■ **Directive**
Each line that holds the word "Policy" counts once. Give the total number of such lines and nothing else.

(Source data)
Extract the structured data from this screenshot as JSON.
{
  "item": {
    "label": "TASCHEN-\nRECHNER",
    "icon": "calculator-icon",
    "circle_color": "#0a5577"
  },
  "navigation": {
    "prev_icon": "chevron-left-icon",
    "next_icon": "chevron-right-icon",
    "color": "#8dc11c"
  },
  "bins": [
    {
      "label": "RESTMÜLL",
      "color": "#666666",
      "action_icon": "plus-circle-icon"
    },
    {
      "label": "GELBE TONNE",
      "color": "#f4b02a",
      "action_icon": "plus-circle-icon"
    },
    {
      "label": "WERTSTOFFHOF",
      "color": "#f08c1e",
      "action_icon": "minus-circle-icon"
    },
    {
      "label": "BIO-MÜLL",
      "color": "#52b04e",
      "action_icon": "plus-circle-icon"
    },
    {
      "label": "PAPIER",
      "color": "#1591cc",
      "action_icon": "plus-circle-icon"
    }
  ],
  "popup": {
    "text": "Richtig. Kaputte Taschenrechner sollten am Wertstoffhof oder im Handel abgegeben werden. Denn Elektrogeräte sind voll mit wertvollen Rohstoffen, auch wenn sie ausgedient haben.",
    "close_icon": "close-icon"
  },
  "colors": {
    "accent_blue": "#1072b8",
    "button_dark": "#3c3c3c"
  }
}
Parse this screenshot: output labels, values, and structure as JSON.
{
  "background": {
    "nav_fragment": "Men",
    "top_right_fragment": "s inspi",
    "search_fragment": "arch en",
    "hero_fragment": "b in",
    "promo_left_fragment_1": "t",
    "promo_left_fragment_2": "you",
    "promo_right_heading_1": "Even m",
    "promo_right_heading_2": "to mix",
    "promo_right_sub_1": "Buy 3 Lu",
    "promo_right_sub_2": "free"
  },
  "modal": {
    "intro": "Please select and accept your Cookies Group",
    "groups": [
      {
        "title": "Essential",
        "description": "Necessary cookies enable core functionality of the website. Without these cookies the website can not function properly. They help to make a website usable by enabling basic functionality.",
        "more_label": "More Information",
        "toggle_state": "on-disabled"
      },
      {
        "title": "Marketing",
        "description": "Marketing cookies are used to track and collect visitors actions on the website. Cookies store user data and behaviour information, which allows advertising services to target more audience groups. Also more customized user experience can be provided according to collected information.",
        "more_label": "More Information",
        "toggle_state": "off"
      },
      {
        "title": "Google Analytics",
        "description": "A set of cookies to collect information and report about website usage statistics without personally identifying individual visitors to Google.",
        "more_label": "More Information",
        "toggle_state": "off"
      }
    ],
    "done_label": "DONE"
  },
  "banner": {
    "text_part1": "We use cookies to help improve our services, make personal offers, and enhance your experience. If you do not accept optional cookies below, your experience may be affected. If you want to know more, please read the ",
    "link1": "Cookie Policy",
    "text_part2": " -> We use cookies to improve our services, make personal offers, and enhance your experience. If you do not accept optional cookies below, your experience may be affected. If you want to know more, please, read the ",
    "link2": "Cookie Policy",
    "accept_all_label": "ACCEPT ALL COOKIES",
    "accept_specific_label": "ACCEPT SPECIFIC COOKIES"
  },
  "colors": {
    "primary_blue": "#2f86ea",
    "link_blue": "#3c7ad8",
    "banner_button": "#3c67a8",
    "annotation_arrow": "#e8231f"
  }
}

■ **Expected answer**
2